● **GIVEN PROBLEM**
Rewrite the records below, replacing every "series-line" with "data-series" and leaving everything else as it is.

● **DATA SECTION**
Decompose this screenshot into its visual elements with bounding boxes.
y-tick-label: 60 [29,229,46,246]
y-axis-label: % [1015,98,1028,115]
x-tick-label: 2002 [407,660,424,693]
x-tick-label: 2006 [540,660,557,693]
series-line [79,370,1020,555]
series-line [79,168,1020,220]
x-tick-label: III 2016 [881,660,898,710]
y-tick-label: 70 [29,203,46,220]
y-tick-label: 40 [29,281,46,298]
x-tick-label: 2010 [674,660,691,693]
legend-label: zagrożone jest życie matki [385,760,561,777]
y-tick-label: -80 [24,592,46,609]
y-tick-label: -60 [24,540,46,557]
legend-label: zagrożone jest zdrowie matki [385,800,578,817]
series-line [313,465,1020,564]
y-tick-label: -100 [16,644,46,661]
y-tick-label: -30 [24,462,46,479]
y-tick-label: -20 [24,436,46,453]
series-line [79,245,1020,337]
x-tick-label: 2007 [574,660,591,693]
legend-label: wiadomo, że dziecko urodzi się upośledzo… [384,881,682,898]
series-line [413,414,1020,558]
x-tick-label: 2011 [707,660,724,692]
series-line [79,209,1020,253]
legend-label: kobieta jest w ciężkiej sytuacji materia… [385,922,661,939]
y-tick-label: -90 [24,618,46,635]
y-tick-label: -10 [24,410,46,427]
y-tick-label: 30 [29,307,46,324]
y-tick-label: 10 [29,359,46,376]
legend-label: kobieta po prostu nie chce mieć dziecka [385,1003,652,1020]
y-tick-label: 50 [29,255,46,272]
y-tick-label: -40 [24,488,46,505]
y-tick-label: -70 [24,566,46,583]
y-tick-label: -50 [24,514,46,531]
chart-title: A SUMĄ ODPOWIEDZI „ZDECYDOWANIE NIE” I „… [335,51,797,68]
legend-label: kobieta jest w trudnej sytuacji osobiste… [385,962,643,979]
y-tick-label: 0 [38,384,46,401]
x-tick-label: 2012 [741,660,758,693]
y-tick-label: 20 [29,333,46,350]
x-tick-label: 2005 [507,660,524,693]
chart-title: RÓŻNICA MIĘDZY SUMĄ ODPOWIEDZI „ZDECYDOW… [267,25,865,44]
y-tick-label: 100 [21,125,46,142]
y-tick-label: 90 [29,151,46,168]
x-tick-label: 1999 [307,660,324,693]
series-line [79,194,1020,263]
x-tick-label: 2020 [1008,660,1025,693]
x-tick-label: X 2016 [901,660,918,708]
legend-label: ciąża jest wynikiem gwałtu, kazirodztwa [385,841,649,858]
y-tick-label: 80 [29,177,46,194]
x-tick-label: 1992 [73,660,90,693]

● **CORRECT OUTPUT**
Decompose this screenshot into its visual elements with bounding boxes.
y-tick-label: 60 [29,229,46,246]
y-axis-label: % [1015,98,1028,115]
x-tick-label: 2002 [407,660,424,693]
x-tick-label: 2006 [540,660,557,693]
data-series [79,370,1020,555]
data-series [79,168,1020,220]
x-tick-label: III 2016 [881,660,898,710]
y-tick-label: 70 [29,203,46,220]
y-tick-label: 40 [29,281,46,298]
x-tick-label: 2010 [674,660,691,693]
legend-label: zagrożone jest życie matki [385,760,561,777]
y-tick-label: -80 [24,592,46,609]
y-tick-label: -60 [24,540,46,557]
legend-label: zagrożone jest zdrowie matki [385,800,578,817]
data-series [313,465,1020,564]
y-tick-label: -100 [16,644,46,661]
y-tick-label: -30 [24,462,46,479]
y-tick-label: -20 [24,436,46,453]
data-series [79,245,1020,337]
x-tick-label: 2007 [574,660,591,693]
legend-label: wiadomo, że dziecko urodzi się upośledzo… [384,881,682,898]
data-series [413,414,1020,558]
x-tick-label: 2011 [707,660,724,692]
data-series [79,209,1020,253]
legend-label: kobieta jest w ciężkiej sytuacji materia… [385,922,661,939]
y-tick-label: -90 [24,618,46,635]
y-tick-label: -10 [24,410,46,427]
y-tick-label: 30 [29,307,46,324]
y-tick-label: 10 [29,359,46,376]
legend-label: kobieta po prostu nie chce mieć dziecka [385,1003,652,1020]
y-tick-label: 50 [29,255,46,272]
y-tick-label: -40 [24,488,46,505]
y-tick-label: -70 [24,566,46,583]
y-tick-label: -50 [24,514,46,531]
chart-title: A SUMĄ ODPOWIEDZI „ZDECYDOWANIE NIE” I „… [335,51,797,68]
legend-label: kobieta jest w trudnej sytuacji osobiste… [385,962,643,979]
y-tick-label: 0 [38,384,46,401]
x-tick-label: 2012 [741,660,758,693]
y-tick-label: 20 [29,333,46,350]
x-tick-label: 2005 [507,660,524,693]
chart-title: RÓŻNICA MIĘDZY SUMĄ ODPOWIEDZI „ZDECYDOW… [267,25,865,44]
y-tick-label: 100 [21,125,46,142]
y-tick-label: 90 [29,151,46,168]
x-tick-label: 1999 [307,660,324,693]
data-series [79,194,1020,263]
x-tick-label: 2020 [1008,660,1025,693]
x-tick-label: X 2016 [901,660,918,708]
legend-label: ciąża jest wynikiem gwałtu, kazirodztwa [385,841,649,858]
y-tick-label: 80 [29,177,46,194]
x-tick-label: 1992 [73,660,90,693]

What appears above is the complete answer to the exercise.